* [EXERCISE GOAL]
List each line of the data in which the string "Mess" appears.

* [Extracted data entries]
____________________

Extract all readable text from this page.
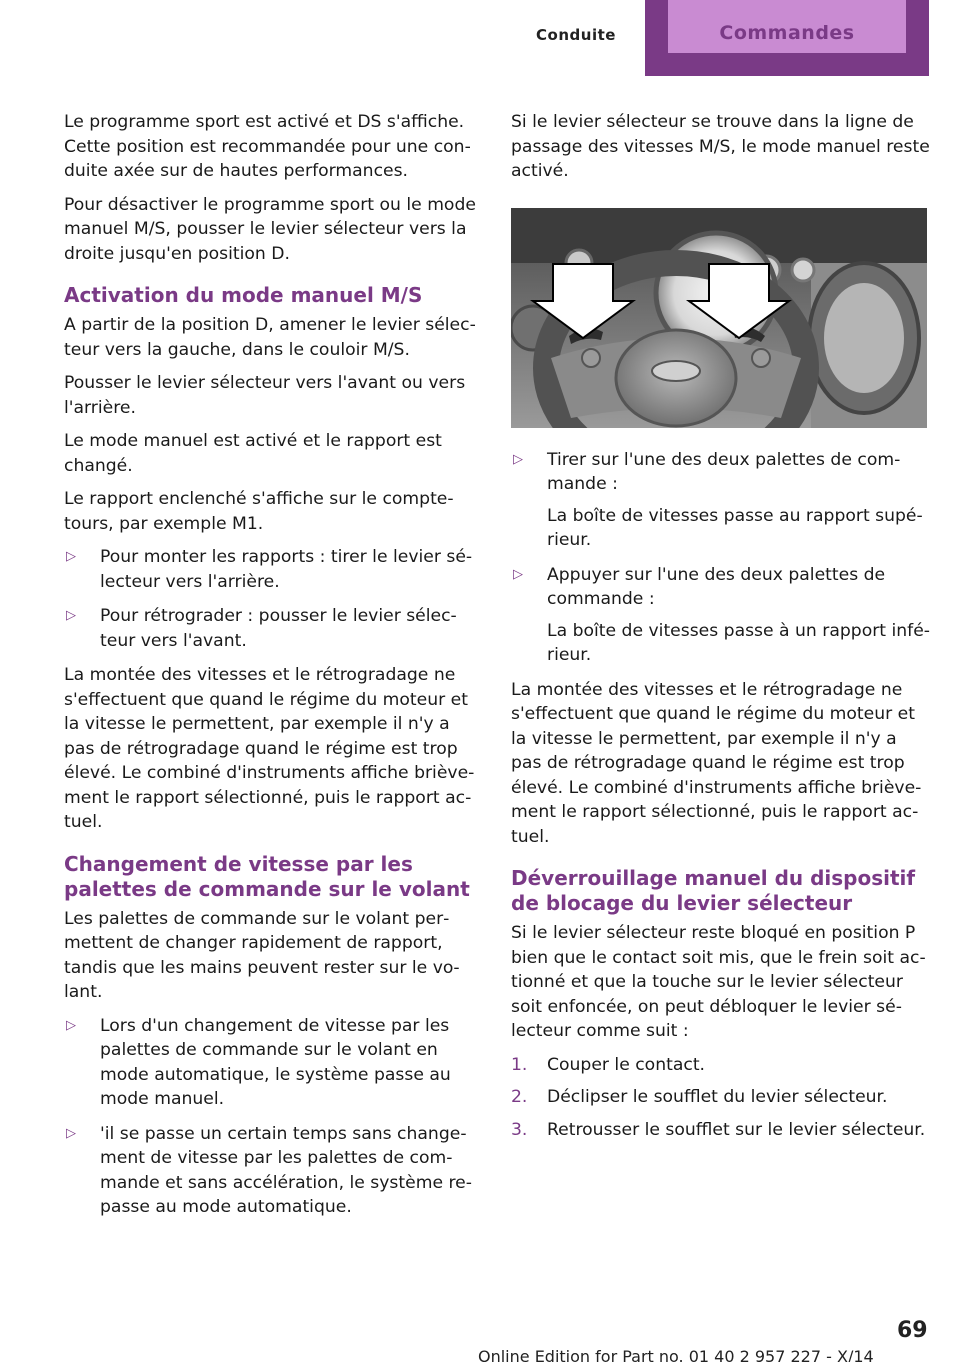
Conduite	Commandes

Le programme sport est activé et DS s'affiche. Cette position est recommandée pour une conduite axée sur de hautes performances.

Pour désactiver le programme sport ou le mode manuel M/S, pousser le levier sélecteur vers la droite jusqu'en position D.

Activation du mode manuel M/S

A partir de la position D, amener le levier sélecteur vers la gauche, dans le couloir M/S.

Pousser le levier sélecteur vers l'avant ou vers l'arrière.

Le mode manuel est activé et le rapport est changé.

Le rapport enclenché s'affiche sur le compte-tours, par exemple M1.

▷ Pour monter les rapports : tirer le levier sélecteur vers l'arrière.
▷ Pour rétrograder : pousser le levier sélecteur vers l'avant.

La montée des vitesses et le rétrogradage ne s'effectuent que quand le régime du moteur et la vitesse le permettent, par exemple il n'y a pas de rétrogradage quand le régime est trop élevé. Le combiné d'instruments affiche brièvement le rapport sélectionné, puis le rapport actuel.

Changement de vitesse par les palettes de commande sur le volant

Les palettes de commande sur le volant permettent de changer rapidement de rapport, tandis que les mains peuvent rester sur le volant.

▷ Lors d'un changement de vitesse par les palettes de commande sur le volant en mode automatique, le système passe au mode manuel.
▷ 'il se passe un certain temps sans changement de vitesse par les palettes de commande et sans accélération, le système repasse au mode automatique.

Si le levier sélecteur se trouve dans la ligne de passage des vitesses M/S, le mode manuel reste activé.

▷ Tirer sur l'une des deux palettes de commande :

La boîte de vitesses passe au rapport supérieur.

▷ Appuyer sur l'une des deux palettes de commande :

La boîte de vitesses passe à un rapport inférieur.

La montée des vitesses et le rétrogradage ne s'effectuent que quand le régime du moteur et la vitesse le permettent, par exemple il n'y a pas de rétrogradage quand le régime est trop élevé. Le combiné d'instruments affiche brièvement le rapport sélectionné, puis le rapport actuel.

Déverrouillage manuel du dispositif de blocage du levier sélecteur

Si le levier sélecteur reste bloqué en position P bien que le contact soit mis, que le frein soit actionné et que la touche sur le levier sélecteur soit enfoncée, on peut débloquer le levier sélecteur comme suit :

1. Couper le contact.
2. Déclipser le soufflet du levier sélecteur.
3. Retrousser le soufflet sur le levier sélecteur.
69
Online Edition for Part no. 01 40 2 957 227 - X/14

____________________

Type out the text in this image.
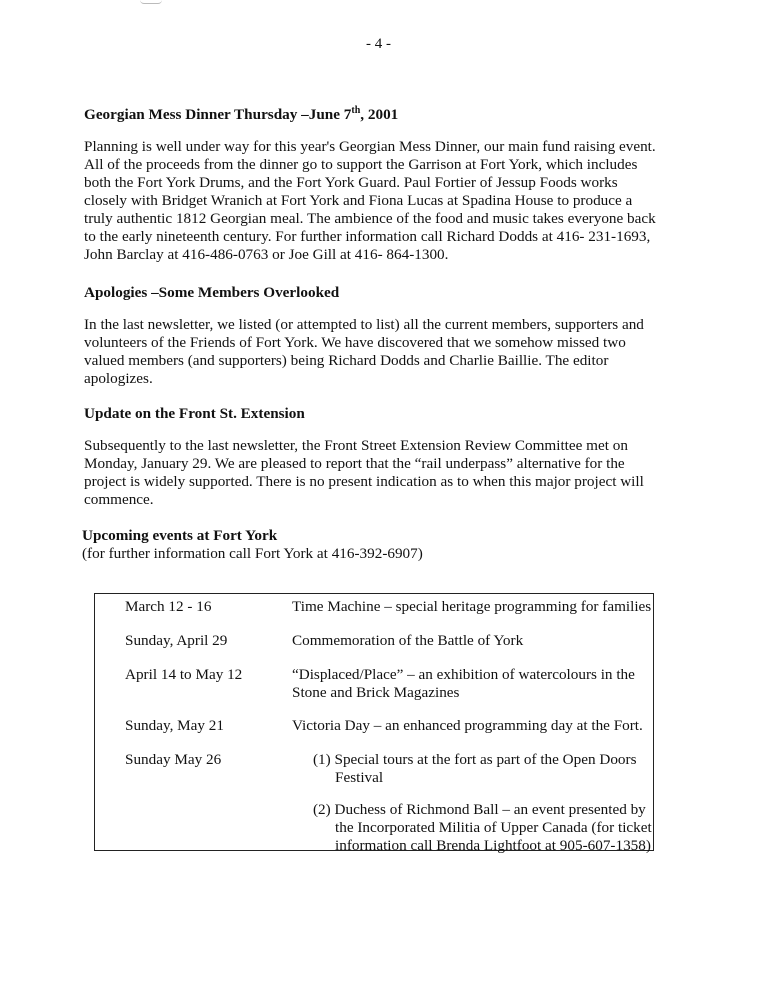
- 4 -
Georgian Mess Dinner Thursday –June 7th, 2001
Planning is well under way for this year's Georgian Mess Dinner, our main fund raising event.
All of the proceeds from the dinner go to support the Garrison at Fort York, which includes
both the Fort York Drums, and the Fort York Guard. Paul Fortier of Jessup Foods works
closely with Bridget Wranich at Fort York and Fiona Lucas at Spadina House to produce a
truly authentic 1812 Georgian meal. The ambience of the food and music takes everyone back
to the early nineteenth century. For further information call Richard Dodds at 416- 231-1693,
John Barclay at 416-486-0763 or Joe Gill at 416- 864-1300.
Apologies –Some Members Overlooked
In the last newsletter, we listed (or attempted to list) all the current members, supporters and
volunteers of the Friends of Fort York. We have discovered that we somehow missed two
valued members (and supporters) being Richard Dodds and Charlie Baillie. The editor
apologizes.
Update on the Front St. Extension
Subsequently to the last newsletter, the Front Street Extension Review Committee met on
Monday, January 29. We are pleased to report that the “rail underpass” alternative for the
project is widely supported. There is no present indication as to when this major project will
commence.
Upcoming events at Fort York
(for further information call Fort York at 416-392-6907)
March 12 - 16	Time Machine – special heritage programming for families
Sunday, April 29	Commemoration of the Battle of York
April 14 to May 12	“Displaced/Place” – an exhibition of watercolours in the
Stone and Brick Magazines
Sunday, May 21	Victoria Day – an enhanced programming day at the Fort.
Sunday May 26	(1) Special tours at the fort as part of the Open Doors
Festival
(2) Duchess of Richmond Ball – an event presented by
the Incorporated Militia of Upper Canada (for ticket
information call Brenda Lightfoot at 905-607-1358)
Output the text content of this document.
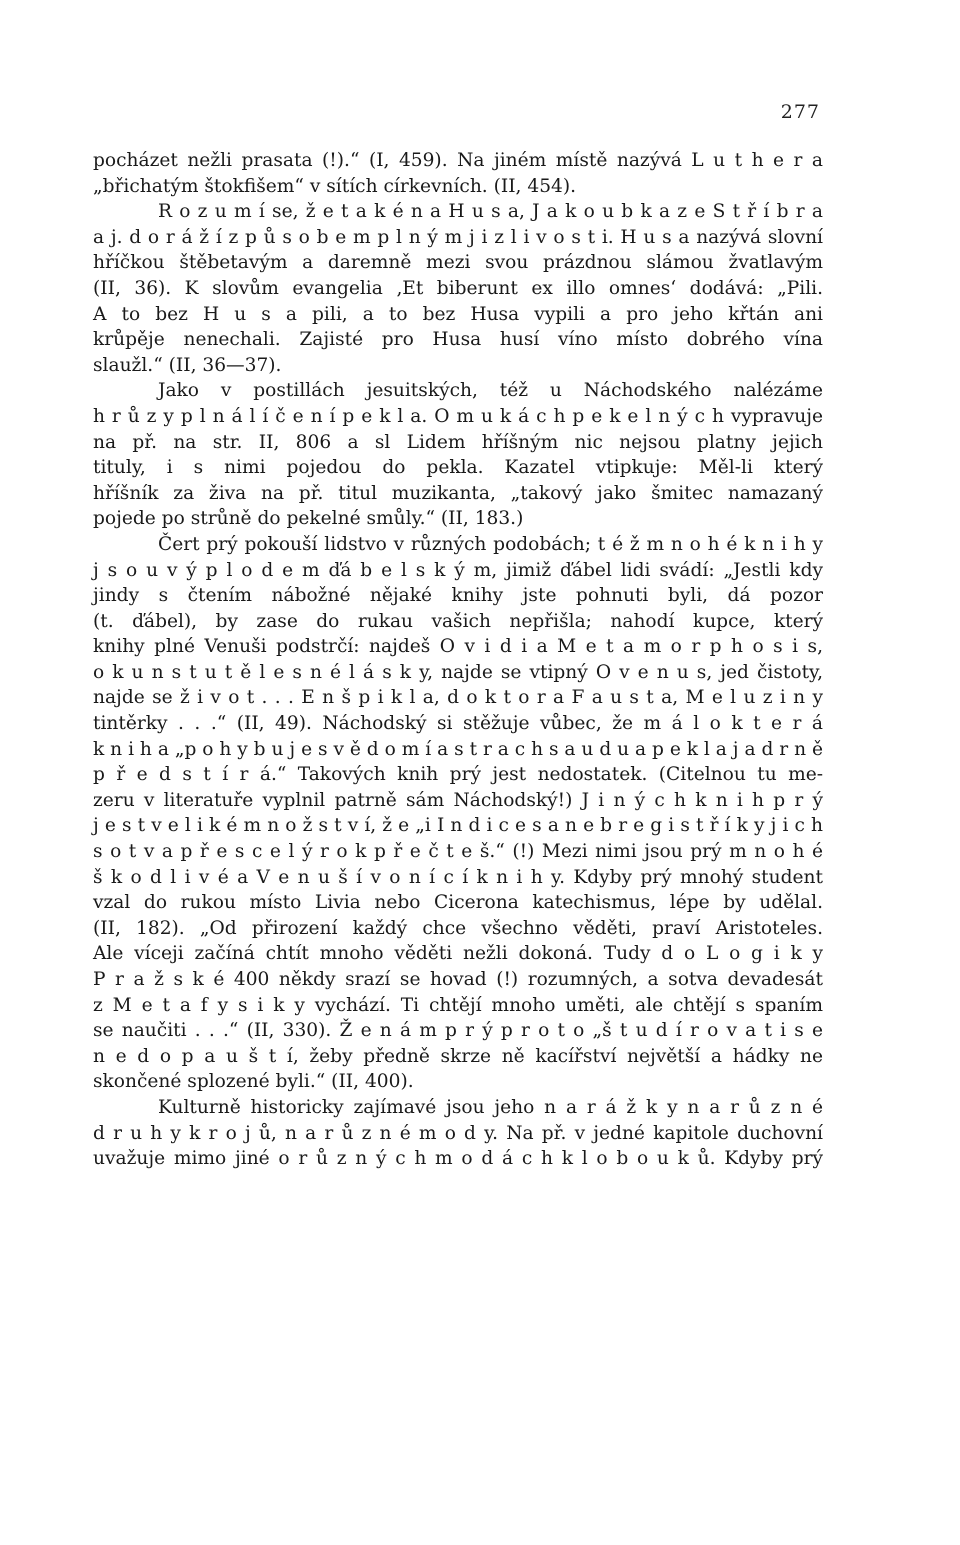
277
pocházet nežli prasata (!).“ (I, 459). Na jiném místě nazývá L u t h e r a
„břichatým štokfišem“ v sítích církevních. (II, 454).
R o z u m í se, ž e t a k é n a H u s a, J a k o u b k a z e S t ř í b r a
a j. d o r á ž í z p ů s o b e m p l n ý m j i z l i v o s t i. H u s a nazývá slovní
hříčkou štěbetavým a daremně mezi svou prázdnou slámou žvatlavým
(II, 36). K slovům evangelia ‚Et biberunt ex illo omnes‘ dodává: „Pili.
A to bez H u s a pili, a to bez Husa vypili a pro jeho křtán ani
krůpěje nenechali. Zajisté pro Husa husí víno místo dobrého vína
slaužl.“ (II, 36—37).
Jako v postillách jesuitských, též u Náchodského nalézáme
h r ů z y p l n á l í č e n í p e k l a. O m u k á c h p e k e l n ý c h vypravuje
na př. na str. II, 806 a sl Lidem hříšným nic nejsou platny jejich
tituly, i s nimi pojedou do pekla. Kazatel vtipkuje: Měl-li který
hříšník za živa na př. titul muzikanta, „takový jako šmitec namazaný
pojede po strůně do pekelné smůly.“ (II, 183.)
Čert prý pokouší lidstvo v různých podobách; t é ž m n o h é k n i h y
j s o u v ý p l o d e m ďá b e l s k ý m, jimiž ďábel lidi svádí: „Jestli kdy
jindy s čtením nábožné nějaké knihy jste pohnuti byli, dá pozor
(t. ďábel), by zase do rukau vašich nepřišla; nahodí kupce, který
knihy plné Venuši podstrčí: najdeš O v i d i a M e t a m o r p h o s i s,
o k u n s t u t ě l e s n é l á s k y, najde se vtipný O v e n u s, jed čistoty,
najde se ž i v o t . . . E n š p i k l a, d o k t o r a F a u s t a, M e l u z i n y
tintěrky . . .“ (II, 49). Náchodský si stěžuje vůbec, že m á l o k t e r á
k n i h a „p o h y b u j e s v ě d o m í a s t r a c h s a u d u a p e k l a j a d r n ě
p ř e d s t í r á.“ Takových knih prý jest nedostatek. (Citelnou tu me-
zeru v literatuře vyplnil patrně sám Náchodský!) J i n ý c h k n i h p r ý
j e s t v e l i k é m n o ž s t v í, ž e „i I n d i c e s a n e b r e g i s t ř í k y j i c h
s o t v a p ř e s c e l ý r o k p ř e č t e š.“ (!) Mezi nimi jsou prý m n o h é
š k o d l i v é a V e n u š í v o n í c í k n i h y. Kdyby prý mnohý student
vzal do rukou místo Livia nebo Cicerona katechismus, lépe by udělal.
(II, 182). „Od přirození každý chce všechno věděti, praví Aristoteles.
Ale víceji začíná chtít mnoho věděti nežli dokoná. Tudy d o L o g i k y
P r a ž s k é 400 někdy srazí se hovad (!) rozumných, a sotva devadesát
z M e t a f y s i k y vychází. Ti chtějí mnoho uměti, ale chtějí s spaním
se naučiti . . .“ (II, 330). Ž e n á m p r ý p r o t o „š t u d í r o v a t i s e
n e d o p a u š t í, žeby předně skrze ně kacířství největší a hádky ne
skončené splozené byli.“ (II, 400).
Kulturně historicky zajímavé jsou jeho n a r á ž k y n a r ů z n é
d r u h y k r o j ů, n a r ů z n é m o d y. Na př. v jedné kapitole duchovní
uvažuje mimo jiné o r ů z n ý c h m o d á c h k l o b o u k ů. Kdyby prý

____________________

* [SOLUTION]
Georgian Mess Dinner Thursday –June 7th, 2001
Planning is well under way for this year's Georgian Mess Dinner, our main fund raising event.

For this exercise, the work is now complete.